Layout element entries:
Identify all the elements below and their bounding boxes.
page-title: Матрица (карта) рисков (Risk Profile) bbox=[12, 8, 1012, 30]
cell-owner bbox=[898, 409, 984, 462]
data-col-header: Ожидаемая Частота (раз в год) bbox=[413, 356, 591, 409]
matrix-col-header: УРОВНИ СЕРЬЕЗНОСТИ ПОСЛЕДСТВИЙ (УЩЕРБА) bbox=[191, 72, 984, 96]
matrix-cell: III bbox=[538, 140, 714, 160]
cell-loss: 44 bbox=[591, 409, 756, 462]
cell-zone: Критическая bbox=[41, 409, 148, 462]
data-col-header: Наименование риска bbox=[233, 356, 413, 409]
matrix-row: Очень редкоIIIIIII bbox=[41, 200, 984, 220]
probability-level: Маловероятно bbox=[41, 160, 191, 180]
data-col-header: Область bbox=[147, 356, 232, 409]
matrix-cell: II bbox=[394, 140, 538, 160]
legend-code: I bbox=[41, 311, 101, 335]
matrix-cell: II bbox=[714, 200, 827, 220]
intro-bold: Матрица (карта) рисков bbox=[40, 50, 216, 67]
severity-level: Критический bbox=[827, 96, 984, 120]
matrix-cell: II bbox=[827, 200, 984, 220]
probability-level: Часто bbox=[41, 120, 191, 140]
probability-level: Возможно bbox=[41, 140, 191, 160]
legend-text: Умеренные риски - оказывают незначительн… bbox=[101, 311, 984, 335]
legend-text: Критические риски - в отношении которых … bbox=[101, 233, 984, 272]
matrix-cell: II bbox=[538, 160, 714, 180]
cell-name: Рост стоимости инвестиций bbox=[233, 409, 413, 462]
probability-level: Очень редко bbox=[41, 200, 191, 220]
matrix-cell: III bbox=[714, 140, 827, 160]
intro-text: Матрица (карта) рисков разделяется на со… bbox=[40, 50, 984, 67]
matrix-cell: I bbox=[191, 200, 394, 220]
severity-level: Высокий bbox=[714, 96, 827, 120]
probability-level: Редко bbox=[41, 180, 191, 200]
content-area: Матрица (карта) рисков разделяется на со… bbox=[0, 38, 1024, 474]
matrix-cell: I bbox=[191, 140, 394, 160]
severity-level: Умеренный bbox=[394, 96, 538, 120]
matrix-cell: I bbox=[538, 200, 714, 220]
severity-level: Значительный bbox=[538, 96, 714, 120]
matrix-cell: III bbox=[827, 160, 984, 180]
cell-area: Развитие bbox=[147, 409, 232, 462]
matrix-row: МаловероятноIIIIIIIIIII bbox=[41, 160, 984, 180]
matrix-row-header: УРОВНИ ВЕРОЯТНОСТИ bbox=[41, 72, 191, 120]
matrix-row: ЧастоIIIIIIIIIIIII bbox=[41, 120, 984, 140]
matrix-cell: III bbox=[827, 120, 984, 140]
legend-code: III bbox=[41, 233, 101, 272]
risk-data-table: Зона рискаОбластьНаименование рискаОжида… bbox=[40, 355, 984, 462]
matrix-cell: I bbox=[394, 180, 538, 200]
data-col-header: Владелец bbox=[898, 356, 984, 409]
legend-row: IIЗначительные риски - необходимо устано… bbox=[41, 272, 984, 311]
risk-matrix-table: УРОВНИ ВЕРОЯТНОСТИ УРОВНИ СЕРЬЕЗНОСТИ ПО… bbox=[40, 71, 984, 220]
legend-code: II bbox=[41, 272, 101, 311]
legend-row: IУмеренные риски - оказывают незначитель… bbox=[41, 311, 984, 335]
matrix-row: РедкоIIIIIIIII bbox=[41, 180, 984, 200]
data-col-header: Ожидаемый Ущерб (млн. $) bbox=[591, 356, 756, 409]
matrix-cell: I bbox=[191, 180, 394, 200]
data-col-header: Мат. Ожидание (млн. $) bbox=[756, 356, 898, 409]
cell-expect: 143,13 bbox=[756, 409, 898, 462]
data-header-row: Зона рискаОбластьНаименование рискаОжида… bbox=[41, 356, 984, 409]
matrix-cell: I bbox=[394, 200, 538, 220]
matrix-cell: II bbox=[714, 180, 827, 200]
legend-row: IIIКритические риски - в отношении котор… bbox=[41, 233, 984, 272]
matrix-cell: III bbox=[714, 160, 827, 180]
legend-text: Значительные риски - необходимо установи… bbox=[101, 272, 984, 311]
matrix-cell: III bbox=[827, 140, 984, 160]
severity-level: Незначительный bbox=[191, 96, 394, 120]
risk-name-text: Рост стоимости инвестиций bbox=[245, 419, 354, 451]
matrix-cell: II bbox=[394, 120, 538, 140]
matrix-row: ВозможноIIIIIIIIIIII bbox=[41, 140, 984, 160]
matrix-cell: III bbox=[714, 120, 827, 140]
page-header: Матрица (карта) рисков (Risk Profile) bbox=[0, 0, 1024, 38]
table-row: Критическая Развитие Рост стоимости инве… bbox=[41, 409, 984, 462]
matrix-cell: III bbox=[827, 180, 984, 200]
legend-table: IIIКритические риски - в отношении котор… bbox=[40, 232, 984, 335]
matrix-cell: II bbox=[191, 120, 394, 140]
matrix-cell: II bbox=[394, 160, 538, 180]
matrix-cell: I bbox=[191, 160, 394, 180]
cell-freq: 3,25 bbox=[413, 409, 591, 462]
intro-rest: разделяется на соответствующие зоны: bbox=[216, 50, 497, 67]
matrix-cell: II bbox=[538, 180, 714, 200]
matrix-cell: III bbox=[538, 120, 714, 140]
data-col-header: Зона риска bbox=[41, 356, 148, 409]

Set task
Copy out every line above verbatim, with nothing changed, added or left out.

Worked solution
Identify all the elements below and their bounding boxes.
page-title: Матрица (карта) рисков (Risk Profile) bbox=[12, 8, 1012, 30]
cell-owner bbox=[898, 409, 984, 462]
data-col-header: Ожидаемая Частота (раз в год) bbox=[413, 356, 591, 409]
matrix-col-header: УРОВНИ СЕРЬЕЗНОСТИ ПОСЛЕДСТВИЙ (УЩЕРБА) bbox=[191, 72, 984, 96]
matrix-cell: III bbox=[538, 140, 714, 160]
cell-loss: 44 bbox=[591, 409, 756, 462]
cell-zone: Критическая bbox=[41, 409, 148, 462]
data-col-header: Наименование риска bbox=[233, 356, 413, 409]
matrix-row: Очень редкоIIIIIII bbox=[41, 200, 984, 220]
probability-level: Маловероятно bbox=[41, 160, 191, 180]
data-col-header: Область bbox=[147, 356, 232, 409]
matrix-cell: II bbox=[394, 140, 538, 160]
legend-code: I bbox=[41, 311, 101, 335]
matrix-cell: II bbox=[714, 200, 827, 220]
intro-bold: Матрица (карта) рисков bbox=[40, 50, 216, 67]
severity-level: Критический bbox=[827, 96, 984, 120]
matrix-cell: II bbox=[827, 200, 984, 220]
probability-level: Часто bbox=[41, 120, 191, 140]
probability-level: Возможно bbox=[41, 140, 191, 160]
legend-text: Умеренные риски - оказывают незначительн… bbox=[101, 311, 984, 335]
legend-text: Критические риски - в отношении которых … bbox=[101, 233, 984, 272]
matrix-cell: II bbox=[538, 160, 714, 180]
cell-name: Рост стоимости инвестиций bbox=[233, 409, 413, 462]
probability-level: Очень редко bbox=[41, 200, 191, 220]
matrix-cell: III bbox=[714, 140, 827, 160]
intro-text: Матрица (карта) рисков разделяется на со… bbox=[40, 50, 984, 67]
matrix-cell: I bbox=[191, 200, 394, 220]
severity-level: Высокий bbox=[714, 96, 827, 120]
probability-level: Редко bbox=[41, 180, 191, 200]
content-area: Матрица (карта) рисков разделяется на со… bbox=[0, 38, 1024, 474]
matrix-cell: I bbox=[191, 140, 394, 160]
severity-level: Умеренный bbox=[394, 96, 538, 120]
matrix-cell: I bbox=[538, 200, 714, 220]
severity-level: Значительный bbox=[538, 96, 714, 120]
matrix-cell: III bbox=[827, 160, 984, 180]
cell-area: Развитие bbox=[147, 409, 232, 462]
matrix-row: МаловероятноIIIIIIIIIII bbox=[41, 160, 984, 180]
matrix-row-header: УРОВНИ ВЕРОЯТНОСТИ bbox=[41, 72, 191, 120]
matrix-row: ЧастоIIIIIIIIIIIII bbox=[41, 120, 984, 140]
matrix-cell: III bbox=[827, 120, 984, 140]
legend-code: III bbox=[41, 233, 101, 272]
risk-data-table: Зона рискаОбластьНаименование рискаОжида… bbox=[40, 355, 984, 462]
matrix-cell: I bbox=[394, 180, 538, 200]
data-col-header: Владелец bbox=[898, 356, 984, 409]
legend-row: IIЗначительные риски - необходимо устано… bbox=[41, 272, 984, 311]
risk-matrix-table: УРОВНИ ВЕРОЯТНОСТИ УРОВНИ СЕРЬЕЗНОСТИ ПО… bbox=[40, 71, 984, 220]
legend-code: II bbox=[41, 272, 101, 311]
legend-row: IУмеренные риски - оказывают незначитель… bbox=[41, 311, 984, 335]
matrix-row: РедкоIIIIIIIII bbox=[41, 180, 984, 200]
data-col-header: Ожидаемый Ущерб (млн. $) bbox=[591, 356, 756, 409]
matrix-cell: I bbox=[191, 180, 394, 200]
data-col-header: Мат. Ожидание (млн. $) bbox=[756, 356, 898, 409]
cell-expect: 143,13 bbox=[756, 409, 898, 462]
data-header-row: Зона рискаОбластьНаименование рискаОжида… bbox=[41, 356, 984, 409]
matrix-cell: I bbox=[394, 200, 538, 220]
matrix-cell: II bbox=[714, 180, 827, 200]
legend-row: IIIКритические риски - в отношении котор… bbox=[41, 233, 984, 272]
matrix-cell: III bbox=[714, 160, 827, 180]
legend-text: Значительные риски - необходимо установи… bbox=[101, 272, 984, 311]
matrix-cell: III bbox=[827, 140, 984, 160]
severity-level: Незначительный bbox=[191, 96, 394, 120]
risk-name-text: Рост стоимости инвестиций bbox=[245, 419, 354, 451]
matrix-cell: II bbox=[394, 120, 538, 140]
matrix-row: ВозможноIIIIIIIIIIII bbox=[41, 140, 984, 160]
matrix-cell: III bbox=[714, 120, 827, 140]
page-header: Матрица (карта) рисков (Risk Profile) bbox=[0, 0, 1024, 38]
table-row: Критическая Развитие Рост стоимости инве… bbox=[41, 409, 984, 462]
matrix-cell: III bbox=[827, 180, 984, 200]
legend-table: IIIКритические риски - в отношении котор… bbox=[40, 232, 984, 335]
matrix-cell: II bbox=[191, 120, 394, 140]
matrix-cell: II bbox=[394, 160, 538, 180]
matrix-cell: I bbox=[191, 160, 394, 180]
cell-freq: 3,25 bbox=[413, 409, 591, 462]
intro-rest: разделяется на соответствующие зоны: bbox=[216, 50, 497, 67]
matrix-cell: II bbox=[538, 180, 714, 200]
matrix-cell: III bbox=[538, 120, 714, 140]
data-col-header: Зона риска bbox=[41, 356, 148, 409]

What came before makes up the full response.